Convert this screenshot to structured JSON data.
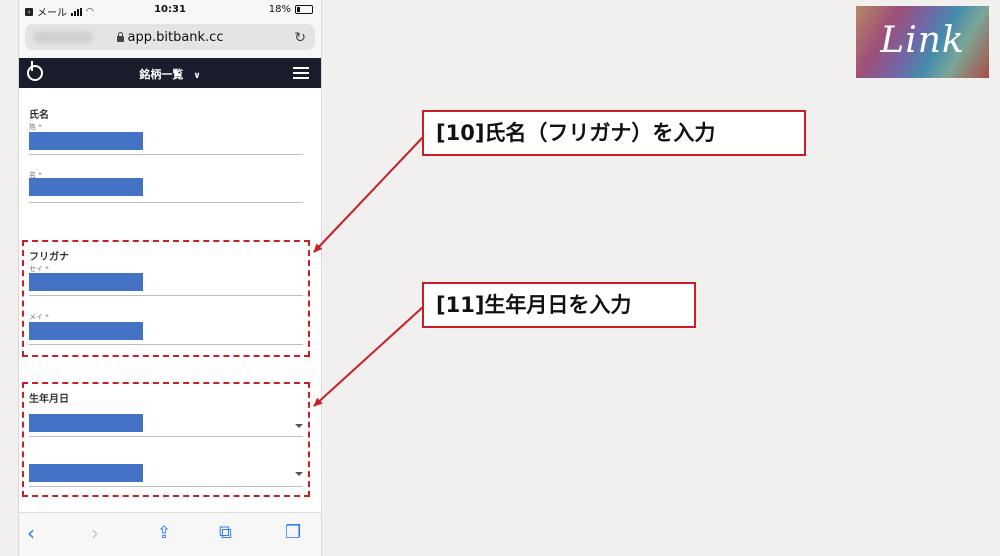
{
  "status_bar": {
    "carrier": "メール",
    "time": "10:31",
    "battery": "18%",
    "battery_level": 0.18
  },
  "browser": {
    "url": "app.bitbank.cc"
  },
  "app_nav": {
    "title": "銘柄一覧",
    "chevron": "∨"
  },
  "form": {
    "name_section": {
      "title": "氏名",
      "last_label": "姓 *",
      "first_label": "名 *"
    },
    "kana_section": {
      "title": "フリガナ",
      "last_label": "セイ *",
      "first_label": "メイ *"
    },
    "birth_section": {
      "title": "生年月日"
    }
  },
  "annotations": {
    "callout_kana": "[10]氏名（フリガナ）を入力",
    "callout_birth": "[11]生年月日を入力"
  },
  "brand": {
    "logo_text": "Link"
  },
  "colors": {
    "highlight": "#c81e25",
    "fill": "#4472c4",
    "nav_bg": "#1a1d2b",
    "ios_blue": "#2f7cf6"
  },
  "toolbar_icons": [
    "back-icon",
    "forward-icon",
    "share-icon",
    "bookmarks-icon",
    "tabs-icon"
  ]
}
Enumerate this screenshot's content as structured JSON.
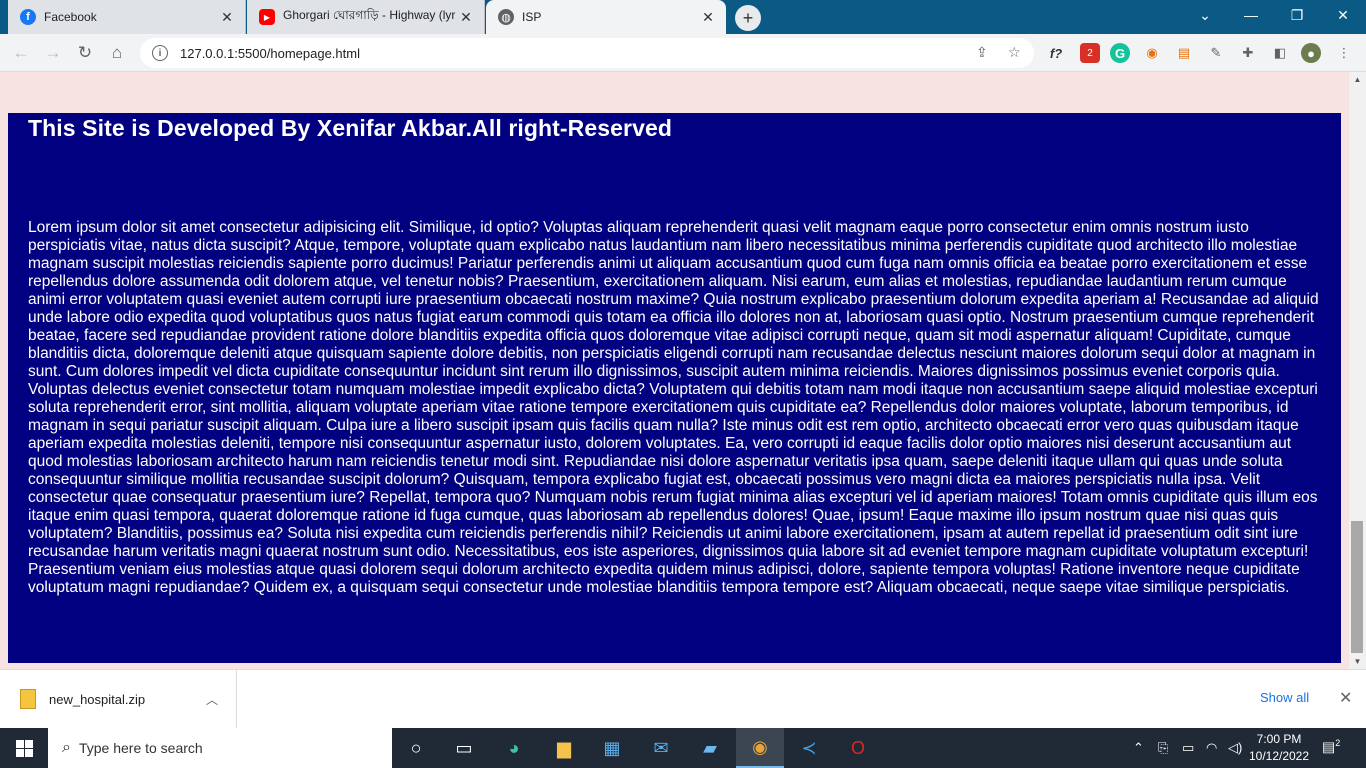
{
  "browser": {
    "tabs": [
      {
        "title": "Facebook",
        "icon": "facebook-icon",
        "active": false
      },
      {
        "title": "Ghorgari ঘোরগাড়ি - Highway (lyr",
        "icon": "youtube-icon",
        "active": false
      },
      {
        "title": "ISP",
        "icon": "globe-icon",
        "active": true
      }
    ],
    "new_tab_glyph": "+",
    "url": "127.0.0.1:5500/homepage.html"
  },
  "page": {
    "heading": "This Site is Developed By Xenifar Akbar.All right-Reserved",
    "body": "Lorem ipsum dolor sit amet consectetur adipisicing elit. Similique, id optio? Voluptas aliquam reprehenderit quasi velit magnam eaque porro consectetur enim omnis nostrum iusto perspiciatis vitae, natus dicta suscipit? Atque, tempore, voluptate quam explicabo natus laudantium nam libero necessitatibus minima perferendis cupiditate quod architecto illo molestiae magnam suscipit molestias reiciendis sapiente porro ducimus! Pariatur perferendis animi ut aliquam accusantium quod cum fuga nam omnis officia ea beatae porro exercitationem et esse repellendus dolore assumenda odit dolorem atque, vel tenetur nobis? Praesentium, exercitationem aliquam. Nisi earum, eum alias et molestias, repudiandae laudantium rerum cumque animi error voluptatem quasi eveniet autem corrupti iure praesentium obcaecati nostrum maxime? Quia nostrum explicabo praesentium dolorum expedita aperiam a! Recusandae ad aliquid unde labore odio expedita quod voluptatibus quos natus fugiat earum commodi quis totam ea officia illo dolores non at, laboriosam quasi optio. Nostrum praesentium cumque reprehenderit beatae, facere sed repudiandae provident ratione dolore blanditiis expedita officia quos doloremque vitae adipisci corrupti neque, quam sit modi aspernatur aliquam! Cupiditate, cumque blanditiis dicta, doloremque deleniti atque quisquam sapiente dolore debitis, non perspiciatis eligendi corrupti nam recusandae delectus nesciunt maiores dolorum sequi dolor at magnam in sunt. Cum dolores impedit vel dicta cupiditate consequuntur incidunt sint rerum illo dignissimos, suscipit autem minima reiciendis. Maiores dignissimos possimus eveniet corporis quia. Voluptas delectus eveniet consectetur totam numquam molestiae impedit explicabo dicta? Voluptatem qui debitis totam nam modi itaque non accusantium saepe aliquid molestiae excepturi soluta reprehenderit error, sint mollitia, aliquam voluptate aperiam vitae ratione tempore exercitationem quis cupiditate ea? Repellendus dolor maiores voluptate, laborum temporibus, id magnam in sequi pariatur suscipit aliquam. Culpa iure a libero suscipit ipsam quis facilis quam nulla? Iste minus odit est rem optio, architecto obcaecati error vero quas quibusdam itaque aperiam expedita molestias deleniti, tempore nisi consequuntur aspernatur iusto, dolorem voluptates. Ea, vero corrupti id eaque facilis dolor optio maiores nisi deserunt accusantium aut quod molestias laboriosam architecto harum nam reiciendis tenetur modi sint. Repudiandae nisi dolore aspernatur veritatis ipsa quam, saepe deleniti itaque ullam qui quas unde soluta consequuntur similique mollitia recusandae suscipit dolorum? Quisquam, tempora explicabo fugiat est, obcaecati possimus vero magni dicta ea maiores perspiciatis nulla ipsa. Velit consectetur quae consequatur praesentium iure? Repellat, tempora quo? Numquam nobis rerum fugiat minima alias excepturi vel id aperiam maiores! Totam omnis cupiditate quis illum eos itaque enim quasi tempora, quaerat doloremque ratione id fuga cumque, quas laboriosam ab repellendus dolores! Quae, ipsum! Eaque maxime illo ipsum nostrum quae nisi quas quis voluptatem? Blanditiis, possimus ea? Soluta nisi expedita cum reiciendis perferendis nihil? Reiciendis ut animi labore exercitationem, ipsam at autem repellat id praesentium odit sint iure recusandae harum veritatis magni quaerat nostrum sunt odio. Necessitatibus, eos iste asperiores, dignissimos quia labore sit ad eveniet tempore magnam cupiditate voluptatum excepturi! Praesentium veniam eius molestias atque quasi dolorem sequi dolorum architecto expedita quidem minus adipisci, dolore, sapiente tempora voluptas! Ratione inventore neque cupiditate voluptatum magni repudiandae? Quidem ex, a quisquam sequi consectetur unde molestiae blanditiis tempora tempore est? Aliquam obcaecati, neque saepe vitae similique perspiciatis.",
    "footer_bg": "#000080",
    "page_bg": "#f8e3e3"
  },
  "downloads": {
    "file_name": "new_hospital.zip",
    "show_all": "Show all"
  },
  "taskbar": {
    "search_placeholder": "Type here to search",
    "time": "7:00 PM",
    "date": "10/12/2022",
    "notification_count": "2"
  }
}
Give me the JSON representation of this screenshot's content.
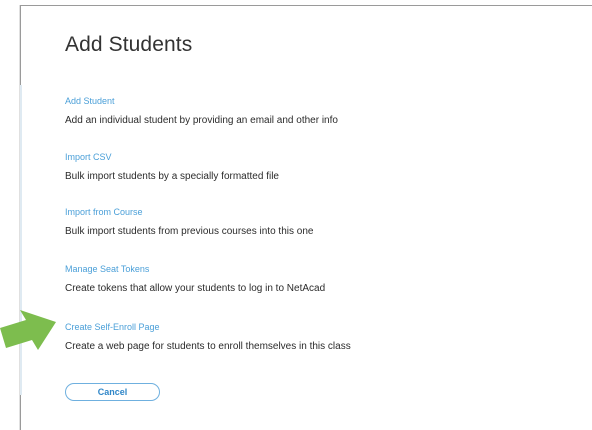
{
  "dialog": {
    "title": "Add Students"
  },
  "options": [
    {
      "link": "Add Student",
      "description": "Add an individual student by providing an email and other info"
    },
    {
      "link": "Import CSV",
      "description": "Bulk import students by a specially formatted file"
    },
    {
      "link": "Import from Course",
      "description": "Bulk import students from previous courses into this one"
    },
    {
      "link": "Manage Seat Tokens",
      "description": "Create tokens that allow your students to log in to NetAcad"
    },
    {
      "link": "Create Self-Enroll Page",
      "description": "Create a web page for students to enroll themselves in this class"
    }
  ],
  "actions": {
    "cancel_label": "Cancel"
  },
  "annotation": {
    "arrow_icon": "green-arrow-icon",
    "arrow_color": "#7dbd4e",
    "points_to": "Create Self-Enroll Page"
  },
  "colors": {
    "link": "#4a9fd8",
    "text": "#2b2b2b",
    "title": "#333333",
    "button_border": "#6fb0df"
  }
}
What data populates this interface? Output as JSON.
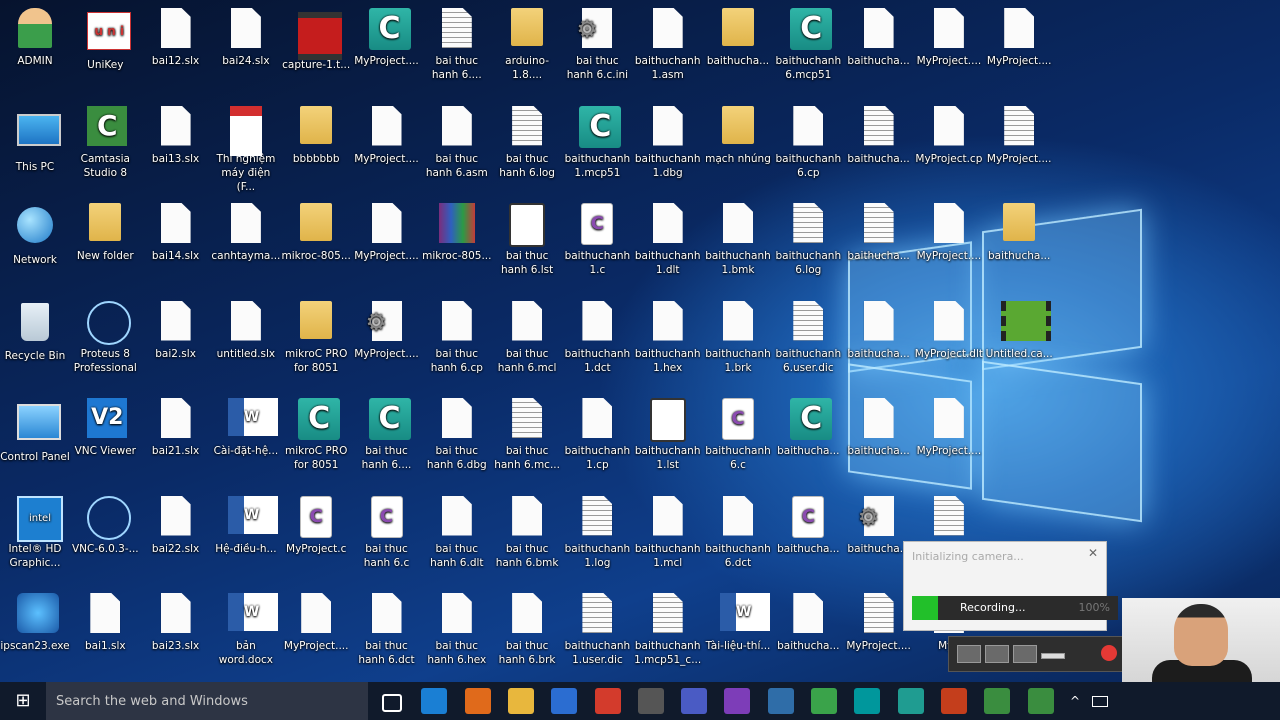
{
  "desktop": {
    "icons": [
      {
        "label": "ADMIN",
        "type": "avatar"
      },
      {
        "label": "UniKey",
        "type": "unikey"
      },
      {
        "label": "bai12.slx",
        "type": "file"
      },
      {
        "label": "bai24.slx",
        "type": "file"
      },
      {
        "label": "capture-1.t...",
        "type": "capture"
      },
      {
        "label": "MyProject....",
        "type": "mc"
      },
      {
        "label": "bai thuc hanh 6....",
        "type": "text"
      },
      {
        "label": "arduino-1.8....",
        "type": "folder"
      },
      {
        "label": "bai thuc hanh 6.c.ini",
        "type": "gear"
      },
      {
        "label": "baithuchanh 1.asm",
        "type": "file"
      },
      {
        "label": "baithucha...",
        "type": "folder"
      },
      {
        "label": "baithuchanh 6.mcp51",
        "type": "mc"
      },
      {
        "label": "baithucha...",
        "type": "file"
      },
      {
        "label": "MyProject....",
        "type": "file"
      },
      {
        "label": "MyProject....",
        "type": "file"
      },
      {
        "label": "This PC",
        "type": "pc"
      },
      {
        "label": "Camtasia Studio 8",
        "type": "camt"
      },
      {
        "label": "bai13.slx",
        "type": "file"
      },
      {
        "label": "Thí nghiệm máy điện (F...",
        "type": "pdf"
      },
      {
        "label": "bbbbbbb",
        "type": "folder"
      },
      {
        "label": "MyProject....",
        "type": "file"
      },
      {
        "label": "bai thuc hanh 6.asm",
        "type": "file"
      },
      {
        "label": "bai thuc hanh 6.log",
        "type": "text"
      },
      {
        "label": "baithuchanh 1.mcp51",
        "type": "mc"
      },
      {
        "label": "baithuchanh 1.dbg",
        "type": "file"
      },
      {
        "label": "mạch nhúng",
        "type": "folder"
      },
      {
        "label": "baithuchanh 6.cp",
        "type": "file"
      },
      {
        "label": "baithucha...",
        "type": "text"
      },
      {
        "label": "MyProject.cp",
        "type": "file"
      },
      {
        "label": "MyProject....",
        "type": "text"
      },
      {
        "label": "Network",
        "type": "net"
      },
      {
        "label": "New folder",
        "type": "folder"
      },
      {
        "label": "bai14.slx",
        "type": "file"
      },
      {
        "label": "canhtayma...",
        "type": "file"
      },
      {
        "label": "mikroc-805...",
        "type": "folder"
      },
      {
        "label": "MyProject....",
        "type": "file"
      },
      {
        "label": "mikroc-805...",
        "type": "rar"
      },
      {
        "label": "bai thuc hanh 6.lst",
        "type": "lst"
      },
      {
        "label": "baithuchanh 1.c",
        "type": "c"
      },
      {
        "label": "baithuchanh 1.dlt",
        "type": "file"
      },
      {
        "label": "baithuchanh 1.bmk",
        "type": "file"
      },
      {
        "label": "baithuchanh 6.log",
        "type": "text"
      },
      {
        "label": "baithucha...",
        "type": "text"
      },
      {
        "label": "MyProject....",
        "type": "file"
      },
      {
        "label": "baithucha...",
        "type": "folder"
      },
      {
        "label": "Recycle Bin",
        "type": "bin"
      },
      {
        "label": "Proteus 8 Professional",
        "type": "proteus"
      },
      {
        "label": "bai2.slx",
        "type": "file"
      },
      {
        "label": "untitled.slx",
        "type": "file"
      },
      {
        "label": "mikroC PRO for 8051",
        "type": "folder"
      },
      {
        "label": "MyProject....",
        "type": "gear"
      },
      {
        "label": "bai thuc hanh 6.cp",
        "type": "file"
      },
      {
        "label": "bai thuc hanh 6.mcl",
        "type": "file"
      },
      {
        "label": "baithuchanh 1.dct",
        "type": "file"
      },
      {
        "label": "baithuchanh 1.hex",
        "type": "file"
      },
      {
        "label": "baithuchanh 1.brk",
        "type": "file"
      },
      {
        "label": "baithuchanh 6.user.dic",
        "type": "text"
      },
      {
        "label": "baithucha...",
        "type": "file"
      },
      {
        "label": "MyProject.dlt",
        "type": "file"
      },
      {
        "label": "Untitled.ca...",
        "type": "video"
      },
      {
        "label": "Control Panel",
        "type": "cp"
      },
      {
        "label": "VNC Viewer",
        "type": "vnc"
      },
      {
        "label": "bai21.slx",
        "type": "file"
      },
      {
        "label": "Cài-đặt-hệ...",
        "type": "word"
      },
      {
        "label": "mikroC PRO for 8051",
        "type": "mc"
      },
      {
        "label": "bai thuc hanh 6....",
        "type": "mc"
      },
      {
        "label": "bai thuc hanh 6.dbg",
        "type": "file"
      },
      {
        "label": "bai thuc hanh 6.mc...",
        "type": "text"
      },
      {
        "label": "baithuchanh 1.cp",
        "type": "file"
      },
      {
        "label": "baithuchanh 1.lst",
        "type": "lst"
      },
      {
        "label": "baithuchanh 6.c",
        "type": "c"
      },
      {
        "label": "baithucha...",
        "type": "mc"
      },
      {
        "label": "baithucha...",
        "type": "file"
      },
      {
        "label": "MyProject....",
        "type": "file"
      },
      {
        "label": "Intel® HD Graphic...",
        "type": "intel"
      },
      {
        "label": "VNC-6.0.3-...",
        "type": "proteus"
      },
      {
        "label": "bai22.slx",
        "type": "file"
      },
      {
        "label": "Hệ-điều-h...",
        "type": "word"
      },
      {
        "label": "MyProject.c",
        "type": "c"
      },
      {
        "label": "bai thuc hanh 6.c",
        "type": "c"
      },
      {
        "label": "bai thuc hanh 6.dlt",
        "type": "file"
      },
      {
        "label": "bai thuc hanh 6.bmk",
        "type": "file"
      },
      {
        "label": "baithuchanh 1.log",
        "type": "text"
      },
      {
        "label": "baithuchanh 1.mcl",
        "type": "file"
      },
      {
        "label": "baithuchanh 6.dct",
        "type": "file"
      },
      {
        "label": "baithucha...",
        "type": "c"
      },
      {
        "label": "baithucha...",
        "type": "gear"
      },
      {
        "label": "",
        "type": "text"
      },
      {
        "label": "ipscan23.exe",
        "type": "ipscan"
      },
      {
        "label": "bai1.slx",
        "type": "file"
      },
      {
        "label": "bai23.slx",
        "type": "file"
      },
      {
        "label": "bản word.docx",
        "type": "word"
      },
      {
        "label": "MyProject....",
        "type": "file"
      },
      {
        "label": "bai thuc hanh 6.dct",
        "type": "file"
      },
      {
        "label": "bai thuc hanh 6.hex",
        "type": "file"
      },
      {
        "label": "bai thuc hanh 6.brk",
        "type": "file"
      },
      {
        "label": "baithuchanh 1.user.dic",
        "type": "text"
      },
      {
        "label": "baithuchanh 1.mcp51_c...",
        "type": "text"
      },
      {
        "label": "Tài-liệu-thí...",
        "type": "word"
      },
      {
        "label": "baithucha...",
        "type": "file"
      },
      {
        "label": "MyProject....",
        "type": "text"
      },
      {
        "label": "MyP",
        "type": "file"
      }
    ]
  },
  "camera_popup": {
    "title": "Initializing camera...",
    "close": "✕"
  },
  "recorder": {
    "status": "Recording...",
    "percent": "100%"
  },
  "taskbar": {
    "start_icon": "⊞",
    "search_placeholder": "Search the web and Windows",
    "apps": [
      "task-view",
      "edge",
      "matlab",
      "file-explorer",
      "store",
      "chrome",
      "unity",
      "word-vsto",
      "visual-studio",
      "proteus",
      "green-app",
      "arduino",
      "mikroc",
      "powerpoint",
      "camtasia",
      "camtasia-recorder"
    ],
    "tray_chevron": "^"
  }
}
□ □ □ □ □ □ □
> [Short exercise] Filter the entries and copy out every line with the word "user".

> [Full output]
        "label": "baithuchanh 6.user.dic",
        "label": "baithuchanh 1.user.dic",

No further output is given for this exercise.